━━━━━ TEXT SECTION ━━━━━

UNITED STATES DISTRICT COURT SOUTHERN DISTRICT OF CALIFORNIA


August 30, 2010

ROBERT M. SHARRINGHAUSEN, PLAINTIFF,
v.
UNITED STATES OF AMERICA, DEFENDANT.

The opinion of the court was delivered by: Honorable Janis L. Sammartino United States District Judge

ORDER DENYING PLAINTIFF'S MOTION FOR RECONSIDERATION (Doc. No. 71)

On August 9, 2010, Plaintiff Robert M. Sharringhausen filed a motion to reconsider this Court's order dated July 12, 2010. (Doc. No. 67.) District courts have the inherent authority to entertain motions for reconsideration of interlocutory orders. Amarel v. Connell, 102 F.3d 1494, 1515 (9th Cir.1996). Whether to grant or deny a motion for reconsideration is in the sound discretion of the district court. Navajo Nation v. Norris, 331 F.3d 1041, 1046 (9th Cir. 2003) (citing Kona Enter., Inc. v. Estate of Bishop, 229 F.3d 877, 883 (9th Cir. 2000)). Plaintiff brings the present motion to reconsider pursuant to Federal Rule of Civil Procedure 59(e), asserting that this Court committed clear error. (See id. at 2 (citing 289 Orange St. Partners v. Arnold, 179 F.3d 656, 665 (9th Cir. 1999)). Specifically, Plaintiff asserts this Court did "not follow Supreme Court precedent or the law in the Ninth Circuit." (Doc. No. 71 at 1.)

━━━━━

EXERCISE PROMPT —
Name every case the court order cites as authority, excluding the case the order itself decides. The entries are unrelated to the court order.

━━━━━ ENTRIES ━━━━━

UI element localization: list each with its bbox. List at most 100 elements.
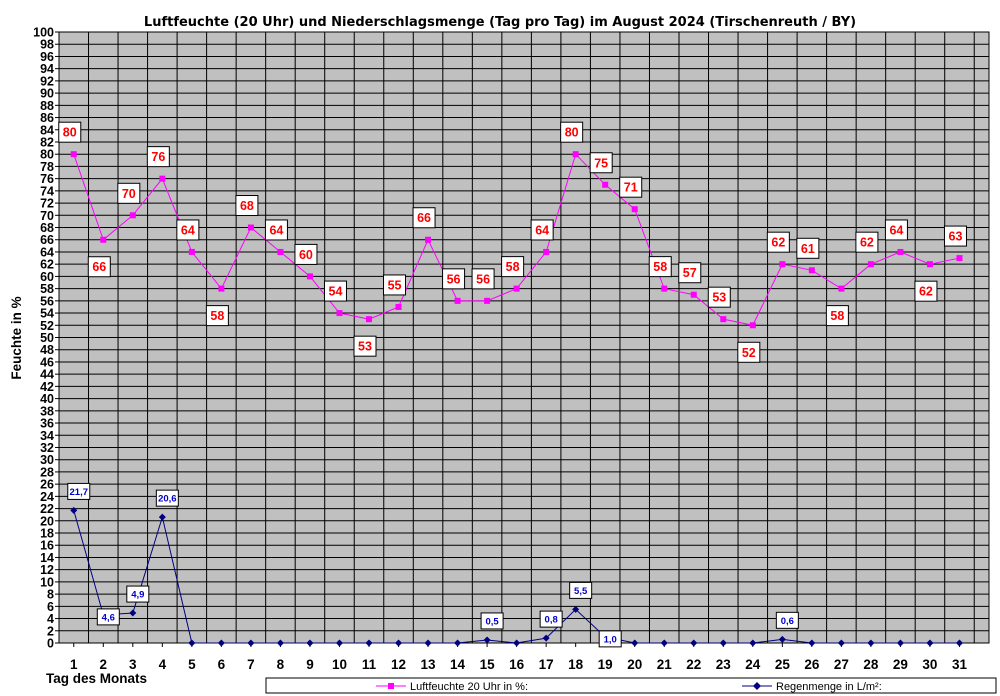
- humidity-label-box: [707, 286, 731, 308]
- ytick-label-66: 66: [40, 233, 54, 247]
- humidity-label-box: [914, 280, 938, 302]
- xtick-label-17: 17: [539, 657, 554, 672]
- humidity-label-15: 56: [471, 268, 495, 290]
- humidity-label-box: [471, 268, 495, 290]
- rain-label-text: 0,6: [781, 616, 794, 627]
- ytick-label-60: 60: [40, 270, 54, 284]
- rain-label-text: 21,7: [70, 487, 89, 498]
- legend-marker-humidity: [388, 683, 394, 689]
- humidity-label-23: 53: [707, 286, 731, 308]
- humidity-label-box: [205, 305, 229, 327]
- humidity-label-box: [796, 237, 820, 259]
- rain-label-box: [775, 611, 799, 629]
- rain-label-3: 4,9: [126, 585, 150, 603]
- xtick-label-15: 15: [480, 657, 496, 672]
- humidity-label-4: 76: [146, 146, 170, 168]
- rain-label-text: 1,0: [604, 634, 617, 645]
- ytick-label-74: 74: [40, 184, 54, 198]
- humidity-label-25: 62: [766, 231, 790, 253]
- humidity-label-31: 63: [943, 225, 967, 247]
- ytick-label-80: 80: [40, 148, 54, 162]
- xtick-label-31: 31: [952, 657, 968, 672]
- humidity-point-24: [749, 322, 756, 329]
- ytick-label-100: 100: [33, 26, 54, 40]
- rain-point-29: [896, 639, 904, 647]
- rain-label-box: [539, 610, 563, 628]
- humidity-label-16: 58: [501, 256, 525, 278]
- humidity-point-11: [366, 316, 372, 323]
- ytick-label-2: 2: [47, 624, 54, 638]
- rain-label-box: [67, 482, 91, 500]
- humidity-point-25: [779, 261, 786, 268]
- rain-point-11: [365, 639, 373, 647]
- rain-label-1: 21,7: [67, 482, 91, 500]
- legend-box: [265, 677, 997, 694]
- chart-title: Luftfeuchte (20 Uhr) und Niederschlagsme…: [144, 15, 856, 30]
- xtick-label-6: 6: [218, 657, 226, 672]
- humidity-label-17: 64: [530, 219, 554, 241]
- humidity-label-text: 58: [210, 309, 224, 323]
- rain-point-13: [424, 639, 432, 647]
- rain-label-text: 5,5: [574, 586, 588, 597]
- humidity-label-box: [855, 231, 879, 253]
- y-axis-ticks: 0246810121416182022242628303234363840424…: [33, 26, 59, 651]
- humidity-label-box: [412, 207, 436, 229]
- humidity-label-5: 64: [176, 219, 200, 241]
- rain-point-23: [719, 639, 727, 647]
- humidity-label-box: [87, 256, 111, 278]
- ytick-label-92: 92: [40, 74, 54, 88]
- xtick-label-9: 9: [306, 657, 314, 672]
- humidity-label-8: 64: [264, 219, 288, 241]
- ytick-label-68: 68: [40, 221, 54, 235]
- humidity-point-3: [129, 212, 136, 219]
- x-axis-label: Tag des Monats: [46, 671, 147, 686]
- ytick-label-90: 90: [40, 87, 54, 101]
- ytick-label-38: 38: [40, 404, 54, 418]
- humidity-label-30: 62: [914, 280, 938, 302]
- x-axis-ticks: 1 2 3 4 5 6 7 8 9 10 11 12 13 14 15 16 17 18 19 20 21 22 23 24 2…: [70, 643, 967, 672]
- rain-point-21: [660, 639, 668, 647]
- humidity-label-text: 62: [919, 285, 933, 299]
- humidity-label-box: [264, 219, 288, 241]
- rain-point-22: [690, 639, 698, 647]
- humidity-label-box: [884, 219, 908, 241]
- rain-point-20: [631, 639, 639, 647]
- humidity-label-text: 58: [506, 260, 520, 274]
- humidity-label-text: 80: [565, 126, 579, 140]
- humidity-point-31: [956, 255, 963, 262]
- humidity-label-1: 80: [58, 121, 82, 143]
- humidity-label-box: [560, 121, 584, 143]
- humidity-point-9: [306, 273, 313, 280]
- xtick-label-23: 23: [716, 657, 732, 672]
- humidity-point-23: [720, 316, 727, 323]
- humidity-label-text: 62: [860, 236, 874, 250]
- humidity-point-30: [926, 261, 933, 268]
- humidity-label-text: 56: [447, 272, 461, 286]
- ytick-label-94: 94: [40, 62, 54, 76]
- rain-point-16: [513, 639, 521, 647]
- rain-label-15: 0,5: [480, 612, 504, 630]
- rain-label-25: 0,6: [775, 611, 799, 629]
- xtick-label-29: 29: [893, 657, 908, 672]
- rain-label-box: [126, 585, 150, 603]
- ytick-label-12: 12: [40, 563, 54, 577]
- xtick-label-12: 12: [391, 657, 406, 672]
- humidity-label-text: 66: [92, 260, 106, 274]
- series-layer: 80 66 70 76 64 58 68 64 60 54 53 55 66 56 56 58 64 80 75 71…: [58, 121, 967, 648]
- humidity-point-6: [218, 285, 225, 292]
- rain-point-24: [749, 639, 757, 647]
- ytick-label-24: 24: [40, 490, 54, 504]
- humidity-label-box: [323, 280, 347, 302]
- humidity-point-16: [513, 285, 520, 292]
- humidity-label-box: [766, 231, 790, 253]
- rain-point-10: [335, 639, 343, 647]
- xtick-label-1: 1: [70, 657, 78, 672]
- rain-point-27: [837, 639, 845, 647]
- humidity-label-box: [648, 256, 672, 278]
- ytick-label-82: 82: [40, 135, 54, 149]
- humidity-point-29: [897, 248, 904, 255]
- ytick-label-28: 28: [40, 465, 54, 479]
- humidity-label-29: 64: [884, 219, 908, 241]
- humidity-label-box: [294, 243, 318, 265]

━━━━━
━━━━━ ENTRIES ━━━━━

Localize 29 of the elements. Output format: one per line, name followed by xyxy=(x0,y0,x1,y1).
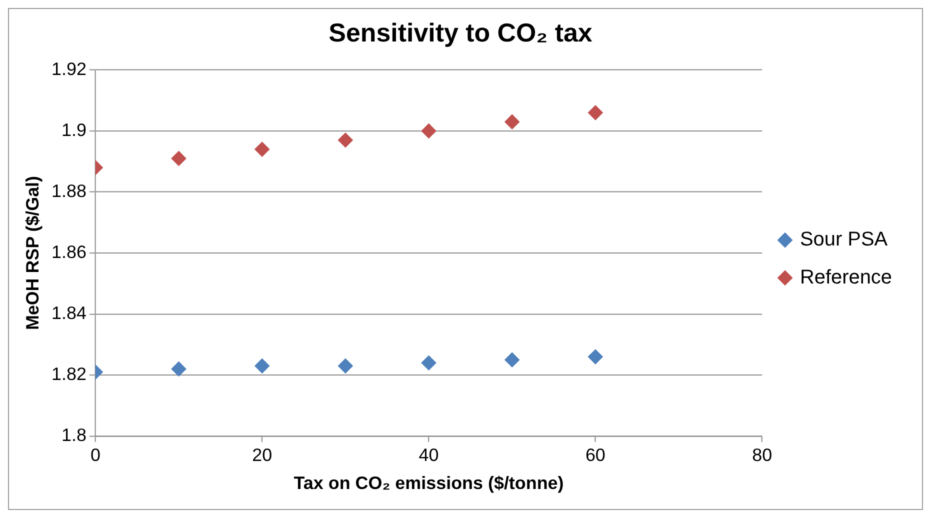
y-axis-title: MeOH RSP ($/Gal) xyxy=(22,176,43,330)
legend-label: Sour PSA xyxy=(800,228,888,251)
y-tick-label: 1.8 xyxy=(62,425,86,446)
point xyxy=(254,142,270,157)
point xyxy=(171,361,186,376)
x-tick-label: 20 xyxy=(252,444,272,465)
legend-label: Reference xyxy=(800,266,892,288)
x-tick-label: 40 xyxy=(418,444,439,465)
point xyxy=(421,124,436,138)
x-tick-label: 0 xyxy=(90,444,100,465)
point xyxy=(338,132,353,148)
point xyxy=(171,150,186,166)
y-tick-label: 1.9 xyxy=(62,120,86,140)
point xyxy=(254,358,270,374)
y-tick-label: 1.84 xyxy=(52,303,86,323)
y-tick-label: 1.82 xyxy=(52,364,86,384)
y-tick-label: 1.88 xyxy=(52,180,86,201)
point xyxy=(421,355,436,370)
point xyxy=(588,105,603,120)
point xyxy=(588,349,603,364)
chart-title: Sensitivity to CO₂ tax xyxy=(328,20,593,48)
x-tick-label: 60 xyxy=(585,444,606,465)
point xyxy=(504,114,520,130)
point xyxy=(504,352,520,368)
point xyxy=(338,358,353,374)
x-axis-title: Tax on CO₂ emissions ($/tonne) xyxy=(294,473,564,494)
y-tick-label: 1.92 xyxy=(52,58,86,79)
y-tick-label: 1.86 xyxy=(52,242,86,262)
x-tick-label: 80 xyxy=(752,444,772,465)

━━━━━

RESPONSE TO THE EXERCISE —
Amarel v. Connell
Navajo Nation v. Norris
Kona Enter., Inc. v. Estate of Bishop
289 Orange St. Partners v. Arnold